WHAT THE TASK REQUIRES: Isolate every line in the data with the string "مشروعية" and copy it.

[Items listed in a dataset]
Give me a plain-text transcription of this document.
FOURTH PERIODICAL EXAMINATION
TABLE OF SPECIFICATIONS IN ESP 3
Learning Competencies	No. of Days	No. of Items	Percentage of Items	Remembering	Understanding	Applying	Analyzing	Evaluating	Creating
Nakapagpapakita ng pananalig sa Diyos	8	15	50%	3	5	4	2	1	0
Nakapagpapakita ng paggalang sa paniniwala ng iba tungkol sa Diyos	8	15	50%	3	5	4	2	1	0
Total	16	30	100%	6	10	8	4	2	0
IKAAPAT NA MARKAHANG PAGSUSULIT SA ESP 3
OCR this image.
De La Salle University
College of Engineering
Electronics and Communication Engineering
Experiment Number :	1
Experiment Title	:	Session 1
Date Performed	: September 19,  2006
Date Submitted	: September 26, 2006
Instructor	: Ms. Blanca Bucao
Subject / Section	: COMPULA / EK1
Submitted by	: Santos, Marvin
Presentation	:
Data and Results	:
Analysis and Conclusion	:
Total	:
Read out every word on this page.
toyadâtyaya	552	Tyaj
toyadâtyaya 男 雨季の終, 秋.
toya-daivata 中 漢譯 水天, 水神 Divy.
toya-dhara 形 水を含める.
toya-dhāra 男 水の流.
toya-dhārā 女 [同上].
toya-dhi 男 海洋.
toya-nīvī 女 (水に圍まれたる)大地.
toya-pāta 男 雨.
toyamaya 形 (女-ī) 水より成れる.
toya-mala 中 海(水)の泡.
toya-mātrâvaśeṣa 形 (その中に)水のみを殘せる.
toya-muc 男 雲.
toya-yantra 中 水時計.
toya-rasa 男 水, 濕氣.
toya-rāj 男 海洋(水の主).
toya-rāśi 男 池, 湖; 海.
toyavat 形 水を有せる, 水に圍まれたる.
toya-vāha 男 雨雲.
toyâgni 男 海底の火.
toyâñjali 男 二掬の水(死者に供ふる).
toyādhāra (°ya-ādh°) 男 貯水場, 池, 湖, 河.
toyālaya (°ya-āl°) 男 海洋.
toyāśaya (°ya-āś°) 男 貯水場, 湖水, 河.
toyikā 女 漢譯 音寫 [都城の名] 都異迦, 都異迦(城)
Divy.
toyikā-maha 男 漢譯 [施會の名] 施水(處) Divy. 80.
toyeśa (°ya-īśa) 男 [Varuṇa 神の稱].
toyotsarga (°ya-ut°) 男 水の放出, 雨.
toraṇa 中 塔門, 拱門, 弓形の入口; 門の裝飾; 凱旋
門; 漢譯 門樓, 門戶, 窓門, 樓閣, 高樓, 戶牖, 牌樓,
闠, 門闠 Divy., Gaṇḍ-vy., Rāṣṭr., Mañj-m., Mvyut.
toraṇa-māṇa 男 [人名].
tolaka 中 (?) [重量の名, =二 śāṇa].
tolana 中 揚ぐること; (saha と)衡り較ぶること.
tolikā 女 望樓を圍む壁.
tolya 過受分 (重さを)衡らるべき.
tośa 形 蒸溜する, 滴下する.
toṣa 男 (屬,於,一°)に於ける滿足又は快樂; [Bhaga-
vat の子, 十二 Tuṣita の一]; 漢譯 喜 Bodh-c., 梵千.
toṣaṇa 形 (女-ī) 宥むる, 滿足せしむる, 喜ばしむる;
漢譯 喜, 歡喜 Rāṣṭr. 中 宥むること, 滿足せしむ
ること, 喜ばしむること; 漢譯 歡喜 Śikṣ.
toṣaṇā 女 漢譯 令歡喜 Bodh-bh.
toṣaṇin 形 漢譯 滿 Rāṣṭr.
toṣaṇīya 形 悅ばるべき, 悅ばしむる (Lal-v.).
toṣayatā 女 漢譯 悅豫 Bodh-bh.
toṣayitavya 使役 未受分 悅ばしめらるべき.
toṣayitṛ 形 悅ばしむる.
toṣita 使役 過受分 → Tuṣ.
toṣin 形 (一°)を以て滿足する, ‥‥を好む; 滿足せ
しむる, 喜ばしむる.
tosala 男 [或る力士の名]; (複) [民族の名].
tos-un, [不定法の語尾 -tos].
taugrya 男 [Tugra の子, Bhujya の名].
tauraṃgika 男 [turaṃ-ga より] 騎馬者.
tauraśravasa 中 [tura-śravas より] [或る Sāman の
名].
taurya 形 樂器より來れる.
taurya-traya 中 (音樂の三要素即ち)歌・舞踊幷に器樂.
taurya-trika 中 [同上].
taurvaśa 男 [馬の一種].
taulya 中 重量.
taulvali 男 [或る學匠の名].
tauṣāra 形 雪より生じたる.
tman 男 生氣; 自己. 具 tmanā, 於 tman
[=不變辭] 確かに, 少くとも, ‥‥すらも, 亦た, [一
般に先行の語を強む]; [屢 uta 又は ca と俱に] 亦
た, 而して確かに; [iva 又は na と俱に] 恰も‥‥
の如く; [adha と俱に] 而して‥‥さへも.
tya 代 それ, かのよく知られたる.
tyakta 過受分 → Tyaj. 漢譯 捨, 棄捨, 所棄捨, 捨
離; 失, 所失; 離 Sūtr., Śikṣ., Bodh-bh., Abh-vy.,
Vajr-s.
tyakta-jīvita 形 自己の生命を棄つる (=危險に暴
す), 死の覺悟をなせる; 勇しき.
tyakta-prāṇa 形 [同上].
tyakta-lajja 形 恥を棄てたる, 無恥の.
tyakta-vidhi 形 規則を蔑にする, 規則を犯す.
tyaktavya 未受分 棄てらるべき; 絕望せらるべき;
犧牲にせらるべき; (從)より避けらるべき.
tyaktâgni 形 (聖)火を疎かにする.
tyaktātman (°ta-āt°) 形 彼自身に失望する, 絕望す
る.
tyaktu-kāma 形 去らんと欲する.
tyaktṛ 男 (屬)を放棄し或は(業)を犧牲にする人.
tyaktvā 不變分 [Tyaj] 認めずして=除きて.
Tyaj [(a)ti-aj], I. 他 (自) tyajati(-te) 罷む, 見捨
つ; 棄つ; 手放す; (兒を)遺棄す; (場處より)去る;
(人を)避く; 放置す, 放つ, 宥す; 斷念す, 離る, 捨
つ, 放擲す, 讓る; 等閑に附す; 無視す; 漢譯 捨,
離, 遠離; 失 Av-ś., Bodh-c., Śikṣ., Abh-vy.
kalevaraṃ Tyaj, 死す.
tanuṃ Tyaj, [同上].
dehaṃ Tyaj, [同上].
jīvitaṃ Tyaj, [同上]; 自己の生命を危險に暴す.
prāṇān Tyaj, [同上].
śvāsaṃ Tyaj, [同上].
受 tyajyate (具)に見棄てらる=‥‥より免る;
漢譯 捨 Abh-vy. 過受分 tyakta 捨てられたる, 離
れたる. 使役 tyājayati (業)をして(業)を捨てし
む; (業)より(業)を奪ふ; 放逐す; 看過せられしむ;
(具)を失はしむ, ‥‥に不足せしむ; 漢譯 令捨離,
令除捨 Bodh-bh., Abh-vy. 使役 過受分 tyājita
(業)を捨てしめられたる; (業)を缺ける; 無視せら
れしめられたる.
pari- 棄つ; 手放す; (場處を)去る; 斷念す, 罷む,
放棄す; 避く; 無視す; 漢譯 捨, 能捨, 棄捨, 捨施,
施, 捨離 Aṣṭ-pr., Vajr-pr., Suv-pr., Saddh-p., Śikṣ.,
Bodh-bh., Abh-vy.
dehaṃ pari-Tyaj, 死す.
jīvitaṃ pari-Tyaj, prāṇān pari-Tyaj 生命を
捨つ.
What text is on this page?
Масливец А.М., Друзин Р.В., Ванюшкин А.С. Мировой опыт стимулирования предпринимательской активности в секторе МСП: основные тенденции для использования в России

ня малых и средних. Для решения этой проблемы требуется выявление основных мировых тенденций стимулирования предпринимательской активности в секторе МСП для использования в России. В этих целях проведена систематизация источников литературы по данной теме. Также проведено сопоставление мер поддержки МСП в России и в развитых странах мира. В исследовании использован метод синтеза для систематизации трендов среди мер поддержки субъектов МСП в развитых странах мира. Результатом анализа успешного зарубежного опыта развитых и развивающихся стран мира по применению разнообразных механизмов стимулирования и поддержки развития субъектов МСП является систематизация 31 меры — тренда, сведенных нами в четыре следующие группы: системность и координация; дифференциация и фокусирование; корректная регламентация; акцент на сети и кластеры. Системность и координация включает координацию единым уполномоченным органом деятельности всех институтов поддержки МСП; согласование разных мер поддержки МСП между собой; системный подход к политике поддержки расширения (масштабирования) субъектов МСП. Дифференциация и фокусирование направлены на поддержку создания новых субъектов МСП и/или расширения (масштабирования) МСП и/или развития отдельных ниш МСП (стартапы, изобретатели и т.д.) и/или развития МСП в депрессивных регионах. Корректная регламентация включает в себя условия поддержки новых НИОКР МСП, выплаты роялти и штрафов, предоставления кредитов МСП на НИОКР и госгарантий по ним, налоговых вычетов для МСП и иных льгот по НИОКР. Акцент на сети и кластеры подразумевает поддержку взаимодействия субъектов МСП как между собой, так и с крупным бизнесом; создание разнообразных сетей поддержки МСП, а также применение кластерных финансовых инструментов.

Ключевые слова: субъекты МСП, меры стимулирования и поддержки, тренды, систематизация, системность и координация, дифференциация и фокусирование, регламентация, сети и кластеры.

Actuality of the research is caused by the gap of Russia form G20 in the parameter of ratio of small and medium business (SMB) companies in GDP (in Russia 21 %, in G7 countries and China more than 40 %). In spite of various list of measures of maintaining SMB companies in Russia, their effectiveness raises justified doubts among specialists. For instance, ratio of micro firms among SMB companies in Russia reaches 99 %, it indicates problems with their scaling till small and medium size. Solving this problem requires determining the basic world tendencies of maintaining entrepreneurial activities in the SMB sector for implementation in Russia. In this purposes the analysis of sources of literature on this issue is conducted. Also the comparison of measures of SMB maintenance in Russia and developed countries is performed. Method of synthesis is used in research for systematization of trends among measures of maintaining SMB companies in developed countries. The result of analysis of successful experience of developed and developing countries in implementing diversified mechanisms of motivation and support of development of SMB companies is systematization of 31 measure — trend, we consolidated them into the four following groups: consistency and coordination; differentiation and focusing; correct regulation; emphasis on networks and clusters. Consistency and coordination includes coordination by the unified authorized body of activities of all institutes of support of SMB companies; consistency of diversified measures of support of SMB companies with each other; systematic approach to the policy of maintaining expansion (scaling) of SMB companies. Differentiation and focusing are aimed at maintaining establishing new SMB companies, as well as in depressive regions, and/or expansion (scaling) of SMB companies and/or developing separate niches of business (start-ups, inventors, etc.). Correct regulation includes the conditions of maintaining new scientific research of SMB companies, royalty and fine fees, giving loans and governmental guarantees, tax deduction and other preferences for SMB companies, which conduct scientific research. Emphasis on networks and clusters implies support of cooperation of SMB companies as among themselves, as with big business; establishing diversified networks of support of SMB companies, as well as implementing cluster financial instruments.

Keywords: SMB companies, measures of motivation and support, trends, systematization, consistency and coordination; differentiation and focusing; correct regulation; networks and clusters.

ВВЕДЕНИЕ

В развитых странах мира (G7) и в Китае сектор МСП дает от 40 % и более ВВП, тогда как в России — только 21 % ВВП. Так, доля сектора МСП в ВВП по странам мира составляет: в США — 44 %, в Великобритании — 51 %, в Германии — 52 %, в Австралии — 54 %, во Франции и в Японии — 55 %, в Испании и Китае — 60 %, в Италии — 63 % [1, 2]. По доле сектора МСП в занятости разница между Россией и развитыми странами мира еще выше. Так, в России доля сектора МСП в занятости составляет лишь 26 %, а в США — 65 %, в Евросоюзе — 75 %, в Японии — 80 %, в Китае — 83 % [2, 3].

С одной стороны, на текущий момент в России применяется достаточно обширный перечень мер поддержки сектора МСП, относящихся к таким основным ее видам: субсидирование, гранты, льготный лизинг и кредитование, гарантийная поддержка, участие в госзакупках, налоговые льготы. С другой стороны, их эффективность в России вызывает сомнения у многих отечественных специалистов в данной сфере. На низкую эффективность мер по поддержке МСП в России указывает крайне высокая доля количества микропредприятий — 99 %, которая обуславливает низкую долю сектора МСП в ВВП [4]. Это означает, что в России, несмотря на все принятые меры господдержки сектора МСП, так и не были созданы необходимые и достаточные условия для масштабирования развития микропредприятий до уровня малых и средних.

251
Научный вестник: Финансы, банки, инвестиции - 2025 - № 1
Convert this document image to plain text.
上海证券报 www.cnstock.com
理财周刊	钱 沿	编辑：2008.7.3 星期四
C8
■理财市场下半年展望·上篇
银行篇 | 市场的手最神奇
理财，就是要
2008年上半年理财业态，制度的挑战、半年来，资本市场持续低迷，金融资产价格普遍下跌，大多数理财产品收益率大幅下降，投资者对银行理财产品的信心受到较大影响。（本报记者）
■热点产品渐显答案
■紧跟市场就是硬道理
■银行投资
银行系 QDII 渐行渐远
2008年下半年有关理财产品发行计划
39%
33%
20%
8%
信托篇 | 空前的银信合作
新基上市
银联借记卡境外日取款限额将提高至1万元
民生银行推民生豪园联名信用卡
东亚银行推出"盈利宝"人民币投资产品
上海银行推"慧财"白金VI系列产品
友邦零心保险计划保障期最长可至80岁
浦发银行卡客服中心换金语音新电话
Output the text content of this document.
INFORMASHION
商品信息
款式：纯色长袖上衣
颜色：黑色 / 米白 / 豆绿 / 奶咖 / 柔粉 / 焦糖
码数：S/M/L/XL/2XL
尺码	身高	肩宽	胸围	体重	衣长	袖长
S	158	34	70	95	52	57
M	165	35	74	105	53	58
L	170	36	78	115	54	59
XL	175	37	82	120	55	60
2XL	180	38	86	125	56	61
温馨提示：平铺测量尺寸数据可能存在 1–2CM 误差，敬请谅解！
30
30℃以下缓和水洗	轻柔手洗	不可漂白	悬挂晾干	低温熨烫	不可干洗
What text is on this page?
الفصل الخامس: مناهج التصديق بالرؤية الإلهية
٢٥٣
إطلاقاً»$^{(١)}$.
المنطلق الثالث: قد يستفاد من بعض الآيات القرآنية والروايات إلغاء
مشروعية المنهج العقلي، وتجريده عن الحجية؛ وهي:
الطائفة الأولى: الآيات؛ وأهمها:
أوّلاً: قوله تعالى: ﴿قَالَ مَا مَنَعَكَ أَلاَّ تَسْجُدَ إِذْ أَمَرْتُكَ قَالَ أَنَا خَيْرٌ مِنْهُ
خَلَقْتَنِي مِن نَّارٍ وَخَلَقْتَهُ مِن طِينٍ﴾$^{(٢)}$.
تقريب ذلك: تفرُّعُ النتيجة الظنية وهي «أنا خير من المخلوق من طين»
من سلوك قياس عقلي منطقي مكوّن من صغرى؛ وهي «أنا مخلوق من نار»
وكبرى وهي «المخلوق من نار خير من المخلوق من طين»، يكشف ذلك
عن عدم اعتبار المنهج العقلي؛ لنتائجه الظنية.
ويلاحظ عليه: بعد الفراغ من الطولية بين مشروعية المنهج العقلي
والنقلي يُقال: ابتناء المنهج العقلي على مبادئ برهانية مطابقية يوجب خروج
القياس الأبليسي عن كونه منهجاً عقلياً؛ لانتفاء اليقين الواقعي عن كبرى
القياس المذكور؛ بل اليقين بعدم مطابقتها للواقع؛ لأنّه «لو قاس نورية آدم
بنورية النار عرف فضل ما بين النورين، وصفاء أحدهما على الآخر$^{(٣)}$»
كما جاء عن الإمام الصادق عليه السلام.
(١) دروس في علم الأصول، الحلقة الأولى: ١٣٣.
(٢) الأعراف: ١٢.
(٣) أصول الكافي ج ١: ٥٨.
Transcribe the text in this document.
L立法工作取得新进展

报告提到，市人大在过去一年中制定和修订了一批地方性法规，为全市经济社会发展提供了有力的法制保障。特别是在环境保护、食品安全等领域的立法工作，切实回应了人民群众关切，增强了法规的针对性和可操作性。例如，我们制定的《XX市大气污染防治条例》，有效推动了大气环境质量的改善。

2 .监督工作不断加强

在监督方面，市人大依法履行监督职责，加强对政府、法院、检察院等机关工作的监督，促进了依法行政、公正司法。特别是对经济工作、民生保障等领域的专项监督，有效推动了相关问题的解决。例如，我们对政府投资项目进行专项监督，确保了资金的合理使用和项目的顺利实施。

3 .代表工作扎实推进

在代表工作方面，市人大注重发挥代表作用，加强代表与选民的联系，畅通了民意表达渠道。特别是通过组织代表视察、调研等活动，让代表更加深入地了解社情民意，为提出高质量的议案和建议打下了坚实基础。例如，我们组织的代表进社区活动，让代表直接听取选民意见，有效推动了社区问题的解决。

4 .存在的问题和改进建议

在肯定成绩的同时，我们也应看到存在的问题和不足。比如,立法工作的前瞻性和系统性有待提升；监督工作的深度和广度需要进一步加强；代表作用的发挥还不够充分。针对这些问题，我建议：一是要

OUTPUT:
مشروعية المنهج العقلي، وتجريده عن الحجية؛ وهي:
ويلاحظ عليه: بعد الفراغ من الطولية بين مشروعية المنهج العقلي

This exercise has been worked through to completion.